== Your task ==
Report, word for word, every line of the material that contains "name".

Stored data:
● ● ● ●
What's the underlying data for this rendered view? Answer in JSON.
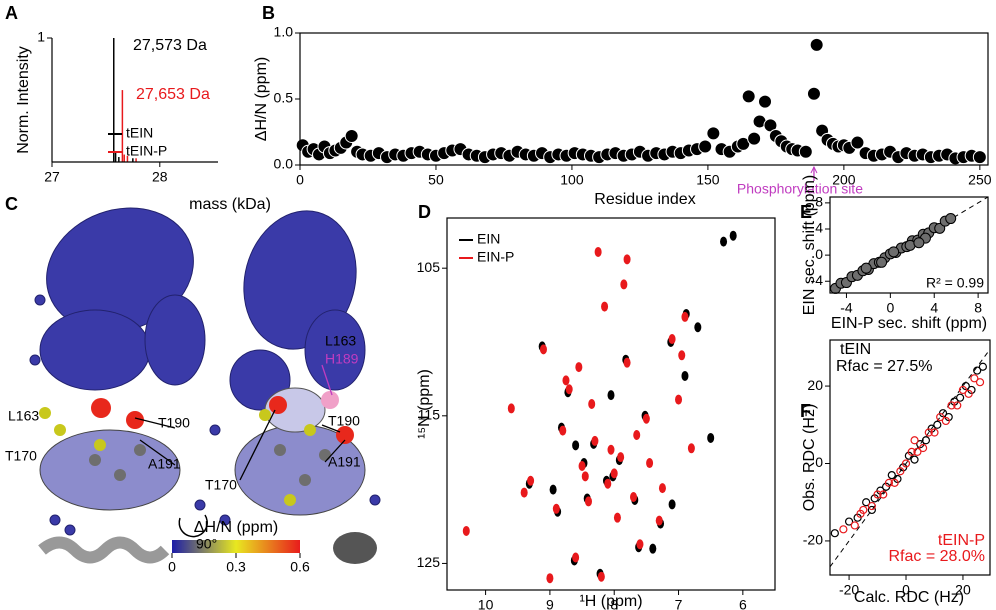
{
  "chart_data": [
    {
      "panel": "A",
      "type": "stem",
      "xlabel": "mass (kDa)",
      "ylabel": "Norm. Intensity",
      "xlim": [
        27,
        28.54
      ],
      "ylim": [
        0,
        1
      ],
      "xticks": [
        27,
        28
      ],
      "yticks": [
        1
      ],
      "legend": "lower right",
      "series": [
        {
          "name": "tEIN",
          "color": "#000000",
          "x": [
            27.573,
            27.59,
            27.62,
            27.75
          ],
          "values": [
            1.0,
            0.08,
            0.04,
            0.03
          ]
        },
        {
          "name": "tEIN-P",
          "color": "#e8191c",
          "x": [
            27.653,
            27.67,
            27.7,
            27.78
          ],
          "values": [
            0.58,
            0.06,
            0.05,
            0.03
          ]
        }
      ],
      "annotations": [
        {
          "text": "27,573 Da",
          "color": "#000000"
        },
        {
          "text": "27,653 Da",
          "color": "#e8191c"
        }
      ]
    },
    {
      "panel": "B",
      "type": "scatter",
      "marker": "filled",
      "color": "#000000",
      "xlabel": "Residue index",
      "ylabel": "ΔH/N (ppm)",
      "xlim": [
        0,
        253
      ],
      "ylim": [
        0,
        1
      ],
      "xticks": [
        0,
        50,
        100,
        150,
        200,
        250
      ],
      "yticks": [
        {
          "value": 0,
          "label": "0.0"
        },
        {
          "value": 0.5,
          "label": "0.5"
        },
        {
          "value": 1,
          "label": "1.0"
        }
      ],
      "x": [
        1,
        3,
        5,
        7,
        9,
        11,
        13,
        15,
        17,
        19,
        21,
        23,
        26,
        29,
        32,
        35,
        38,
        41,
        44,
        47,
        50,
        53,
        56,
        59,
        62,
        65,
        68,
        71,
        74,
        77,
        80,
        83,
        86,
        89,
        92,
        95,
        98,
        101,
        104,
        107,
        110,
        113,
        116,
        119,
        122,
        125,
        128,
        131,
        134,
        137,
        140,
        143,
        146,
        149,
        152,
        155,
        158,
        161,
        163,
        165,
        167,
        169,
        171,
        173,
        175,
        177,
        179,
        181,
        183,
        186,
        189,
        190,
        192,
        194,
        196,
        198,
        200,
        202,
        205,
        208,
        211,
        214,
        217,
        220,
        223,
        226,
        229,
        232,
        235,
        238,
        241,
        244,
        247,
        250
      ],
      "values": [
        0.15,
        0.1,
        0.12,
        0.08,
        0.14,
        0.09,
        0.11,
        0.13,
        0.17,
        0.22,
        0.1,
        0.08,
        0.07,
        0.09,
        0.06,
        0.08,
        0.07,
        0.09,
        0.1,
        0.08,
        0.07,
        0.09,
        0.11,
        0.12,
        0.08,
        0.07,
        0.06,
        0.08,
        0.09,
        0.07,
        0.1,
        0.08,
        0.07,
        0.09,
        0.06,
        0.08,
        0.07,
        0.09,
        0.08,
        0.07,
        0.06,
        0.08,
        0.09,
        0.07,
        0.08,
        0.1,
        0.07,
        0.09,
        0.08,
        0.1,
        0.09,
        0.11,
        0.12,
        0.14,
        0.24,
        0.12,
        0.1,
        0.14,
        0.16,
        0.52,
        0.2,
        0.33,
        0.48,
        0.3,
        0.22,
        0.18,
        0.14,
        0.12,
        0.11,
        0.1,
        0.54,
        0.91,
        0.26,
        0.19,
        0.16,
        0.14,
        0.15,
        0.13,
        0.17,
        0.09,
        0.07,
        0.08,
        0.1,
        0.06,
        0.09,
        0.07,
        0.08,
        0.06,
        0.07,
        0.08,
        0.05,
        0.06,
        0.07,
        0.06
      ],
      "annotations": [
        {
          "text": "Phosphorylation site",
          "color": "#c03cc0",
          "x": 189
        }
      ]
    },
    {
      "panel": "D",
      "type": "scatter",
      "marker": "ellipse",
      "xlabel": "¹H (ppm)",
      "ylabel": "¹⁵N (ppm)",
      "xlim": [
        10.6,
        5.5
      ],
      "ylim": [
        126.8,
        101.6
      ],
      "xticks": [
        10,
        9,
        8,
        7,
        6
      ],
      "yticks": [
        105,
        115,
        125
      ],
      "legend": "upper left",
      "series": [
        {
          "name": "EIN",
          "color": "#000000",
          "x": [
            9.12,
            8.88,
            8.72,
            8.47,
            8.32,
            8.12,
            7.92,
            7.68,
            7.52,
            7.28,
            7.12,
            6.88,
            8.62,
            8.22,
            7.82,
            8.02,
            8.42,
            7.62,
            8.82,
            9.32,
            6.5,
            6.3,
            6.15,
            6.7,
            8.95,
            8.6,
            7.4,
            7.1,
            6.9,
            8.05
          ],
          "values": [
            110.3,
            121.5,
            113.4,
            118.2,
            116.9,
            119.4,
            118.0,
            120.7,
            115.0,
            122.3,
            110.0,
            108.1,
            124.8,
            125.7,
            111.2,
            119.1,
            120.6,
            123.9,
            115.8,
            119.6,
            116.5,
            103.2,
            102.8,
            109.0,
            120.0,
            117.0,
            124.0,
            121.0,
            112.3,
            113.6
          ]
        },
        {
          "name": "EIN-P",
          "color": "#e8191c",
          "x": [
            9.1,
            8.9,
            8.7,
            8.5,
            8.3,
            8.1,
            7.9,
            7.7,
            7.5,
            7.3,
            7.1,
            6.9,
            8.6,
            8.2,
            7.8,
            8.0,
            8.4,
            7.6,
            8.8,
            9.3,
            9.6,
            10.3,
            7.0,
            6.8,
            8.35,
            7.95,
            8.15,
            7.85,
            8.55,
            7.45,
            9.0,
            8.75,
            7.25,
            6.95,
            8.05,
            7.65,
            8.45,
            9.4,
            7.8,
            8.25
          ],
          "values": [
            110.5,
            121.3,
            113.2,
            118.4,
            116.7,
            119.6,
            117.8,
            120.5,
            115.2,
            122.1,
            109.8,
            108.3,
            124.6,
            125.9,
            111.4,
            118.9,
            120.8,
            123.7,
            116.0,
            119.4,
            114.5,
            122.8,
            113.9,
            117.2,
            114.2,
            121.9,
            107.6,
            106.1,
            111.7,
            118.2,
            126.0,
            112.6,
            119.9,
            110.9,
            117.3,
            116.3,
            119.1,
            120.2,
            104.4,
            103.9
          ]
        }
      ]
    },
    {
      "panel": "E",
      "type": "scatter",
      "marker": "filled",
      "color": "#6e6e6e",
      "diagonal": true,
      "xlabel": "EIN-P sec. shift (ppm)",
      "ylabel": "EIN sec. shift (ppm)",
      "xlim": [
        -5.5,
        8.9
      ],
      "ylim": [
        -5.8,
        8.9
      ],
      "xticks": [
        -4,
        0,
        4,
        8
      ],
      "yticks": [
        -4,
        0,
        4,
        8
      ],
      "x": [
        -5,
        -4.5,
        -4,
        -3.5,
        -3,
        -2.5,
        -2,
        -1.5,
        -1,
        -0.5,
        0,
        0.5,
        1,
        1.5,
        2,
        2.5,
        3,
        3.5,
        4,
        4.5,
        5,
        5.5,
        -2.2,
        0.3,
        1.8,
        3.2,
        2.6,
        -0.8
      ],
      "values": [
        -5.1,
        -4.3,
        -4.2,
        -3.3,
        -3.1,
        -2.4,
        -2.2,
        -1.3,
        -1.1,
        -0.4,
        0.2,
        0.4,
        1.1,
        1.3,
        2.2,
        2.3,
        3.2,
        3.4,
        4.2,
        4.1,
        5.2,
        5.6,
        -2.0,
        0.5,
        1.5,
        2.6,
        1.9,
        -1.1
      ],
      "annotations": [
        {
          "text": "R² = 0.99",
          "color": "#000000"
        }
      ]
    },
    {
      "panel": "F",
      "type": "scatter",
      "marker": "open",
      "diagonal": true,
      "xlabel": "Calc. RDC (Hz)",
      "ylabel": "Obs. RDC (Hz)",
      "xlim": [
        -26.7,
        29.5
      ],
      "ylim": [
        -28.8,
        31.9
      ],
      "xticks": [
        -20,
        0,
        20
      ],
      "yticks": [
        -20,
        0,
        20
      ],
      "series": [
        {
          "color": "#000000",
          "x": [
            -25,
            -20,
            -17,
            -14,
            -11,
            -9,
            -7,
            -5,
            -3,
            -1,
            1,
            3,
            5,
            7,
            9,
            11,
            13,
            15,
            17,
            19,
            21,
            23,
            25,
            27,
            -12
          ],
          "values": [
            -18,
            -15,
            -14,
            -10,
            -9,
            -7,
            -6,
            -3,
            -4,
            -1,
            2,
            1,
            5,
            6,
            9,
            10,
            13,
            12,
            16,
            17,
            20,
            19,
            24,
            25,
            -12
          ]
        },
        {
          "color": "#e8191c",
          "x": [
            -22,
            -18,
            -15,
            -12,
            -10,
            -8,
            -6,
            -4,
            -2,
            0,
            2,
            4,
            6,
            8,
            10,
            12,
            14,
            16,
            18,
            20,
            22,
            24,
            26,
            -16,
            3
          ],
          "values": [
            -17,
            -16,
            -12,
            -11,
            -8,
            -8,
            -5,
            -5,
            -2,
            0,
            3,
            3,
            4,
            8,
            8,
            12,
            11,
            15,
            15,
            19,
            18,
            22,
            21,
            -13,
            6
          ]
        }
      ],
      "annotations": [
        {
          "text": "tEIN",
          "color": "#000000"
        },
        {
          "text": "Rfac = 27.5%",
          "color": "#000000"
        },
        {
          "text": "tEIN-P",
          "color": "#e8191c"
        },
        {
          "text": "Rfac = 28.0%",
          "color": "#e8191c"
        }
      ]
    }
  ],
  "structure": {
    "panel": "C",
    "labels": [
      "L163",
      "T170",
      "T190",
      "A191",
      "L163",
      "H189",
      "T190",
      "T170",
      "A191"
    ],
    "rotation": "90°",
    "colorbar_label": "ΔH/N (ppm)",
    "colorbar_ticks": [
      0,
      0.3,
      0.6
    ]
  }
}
● ● ● ●
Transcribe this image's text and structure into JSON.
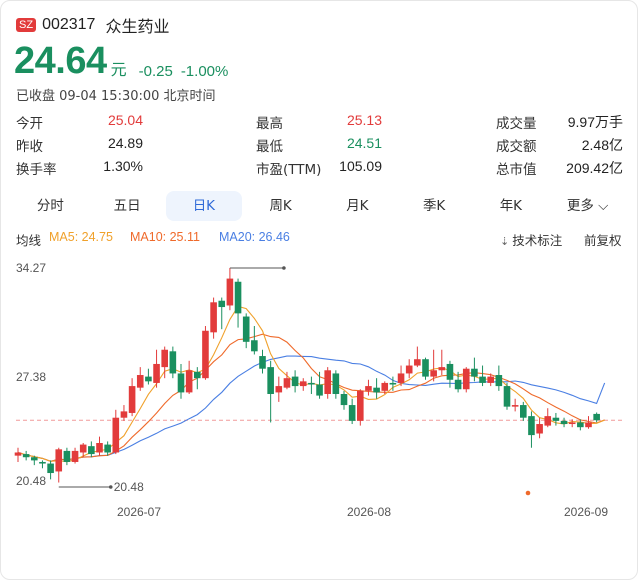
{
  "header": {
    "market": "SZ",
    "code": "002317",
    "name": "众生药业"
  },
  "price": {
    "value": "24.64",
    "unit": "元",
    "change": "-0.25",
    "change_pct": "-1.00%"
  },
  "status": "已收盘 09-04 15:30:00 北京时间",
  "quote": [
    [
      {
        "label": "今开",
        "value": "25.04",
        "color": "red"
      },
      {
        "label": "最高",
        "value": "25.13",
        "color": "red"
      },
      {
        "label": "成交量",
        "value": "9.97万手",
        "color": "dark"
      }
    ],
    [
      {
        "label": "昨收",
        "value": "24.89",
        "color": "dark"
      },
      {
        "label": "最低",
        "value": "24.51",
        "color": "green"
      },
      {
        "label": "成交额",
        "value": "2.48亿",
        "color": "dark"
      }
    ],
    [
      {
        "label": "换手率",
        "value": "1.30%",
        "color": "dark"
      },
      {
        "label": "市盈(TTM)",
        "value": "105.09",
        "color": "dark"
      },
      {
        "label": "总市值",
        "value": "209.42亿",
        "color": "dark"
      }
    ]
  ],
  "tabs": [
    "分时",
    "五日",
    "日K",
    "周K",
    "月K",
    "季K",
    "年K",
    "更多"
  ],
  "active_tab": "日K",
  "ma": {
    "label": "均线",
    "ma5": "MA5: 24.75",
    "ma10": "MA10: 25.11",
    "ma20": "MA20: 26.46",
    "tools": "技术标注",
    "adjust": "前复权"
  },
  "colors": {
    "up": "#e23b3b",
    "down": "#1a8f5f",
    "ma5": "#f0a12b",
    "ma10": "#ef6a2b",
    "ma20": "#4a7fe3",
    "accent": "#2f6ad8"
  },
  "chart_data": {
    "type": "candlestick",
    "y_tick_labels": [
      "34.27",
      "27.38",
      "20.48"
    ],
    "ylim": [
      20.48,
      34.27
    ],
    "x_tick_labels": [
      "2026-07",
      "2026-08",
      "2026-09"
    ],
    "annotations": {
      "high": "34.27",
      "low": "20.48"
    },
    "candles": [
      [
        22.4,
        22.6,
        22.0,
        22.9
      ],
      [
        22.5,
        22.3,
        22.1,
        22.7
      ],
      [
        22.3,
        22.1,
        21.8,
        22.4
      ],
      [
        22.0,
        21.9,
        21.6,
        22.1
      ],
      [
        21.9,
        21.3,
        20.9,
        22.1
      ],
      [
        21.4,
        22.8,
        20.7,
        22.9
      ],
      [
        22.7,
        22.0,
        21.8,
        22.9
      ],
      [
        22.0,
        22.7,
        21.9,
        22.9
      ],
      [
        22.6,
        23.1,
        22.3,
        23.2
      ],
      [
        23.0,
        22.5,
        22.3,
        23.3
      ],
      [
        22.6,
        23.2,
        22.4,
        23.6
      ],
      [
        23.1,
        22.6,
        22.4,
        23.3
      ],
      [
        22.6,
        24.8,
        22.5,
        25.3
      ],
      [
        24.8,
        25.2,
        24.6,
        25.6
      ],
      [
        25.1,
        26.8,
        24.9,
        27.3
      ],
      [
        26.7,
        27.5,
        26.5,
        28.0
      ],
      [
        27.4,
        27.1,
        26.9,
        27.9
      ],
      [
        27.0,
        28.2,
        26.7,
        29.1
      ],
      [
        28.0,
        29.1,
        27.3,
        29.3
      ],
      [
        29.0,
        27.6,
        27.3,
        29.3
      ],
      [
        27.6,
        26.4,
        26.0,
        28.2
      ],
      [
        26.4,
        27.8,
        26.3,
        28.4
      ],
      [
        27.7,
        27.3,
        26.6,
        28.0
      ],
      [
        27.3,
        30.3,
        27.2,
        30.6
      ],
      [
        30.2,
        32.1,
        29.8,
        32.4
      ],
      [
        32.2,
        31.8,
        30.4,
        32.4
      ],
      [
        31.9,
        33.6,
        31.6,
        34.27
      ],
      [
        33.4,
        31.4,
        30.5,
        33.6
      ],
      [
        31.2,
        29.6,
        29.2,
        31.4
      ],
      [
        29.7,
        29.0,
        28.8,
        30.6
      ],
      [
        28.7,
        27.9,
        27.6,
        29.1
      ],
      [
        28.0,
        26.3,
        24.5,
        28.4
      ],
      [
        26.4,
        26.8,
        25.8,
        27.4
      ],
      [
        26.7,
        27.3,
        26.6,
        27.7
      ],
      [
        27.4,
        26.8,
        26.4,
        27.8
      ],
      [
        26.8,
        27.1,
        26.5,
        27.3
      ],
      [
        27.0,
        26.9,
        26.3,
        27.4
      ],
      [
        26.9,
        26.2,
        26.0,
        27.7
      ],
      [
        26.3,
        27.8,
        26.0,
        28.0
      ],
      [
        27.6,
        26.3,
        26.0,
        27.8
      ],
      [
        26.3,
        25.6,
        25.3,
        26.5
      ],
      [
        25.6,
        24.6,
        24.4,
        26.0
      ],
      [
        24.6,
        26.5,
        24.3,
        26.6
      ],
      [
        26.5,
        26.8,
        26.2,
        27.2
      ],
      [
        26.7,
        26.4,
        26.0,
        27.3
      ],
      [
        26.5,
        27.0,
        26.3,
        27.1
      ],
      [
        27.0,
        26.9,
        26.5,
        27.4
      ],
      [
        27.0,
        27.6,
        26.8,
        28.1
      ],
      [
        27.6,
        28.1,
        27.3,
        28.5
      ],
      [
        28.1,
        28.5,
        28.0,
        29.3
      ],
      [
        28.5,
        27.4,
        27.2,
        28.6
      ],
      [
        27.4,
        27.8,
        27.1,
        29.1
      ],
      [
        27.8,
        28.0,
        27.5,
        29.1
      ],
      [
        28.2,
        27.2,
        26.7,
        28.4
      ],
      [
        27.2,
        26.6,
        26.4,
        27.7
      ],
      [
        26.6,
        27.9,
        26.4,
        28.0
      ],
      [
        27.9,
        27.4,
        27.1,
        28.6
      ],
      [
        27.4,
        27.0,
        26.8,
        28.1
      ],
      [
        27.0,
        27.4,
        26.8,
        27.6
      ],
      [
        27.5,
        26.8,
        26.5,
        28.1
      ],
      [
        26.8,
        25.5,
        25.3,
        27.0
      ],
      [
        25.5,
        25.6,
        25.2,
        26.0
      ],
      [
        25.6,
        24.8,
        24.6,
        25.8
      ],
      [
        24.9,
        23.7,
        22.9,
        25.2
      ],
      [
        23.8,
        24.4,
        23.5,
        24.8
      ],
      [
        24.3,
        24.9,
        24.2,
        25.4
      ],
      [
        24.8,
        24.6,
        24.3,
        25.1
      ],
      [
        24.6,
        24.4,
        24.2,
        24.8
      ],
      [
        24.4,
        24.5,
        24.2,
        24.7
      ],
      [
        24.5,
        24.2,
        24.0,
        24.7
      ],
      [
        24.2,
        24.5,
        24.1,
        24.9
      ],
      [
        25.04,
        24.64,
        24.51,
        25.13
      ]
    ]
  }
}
● ● ● ●
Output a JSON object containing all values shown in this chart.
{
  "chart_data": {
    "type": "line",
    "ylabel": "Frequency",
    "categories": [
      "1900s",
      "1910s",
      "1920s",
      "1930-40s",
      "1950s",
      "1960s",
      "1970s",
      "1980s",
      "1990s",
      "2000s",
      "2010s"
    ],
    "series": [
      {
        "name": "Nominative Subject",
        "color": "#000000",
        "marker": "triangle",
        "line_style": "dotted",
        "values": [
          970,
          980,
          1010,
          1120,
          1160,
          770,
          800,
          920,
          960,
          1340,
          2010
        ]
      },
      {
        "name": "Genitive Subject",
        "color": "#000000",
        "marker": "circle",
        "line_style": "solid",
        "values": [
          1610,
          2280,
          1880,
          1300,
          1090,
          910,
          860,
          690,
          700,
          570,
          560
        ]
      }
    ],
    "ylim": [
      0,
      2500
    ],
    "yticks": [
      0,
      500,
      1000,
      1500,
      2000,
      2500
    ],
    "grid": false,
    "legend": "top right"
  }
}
● ● ● ●
== Exercise result ==
          "name": "tEIN",
          "name": "tEIN-P",
          "name": "EIN",
          "name": "EIN-P",
    "name": "众生药业"
        "name": "Nominative Subject",
        "name": "Genitive Subject",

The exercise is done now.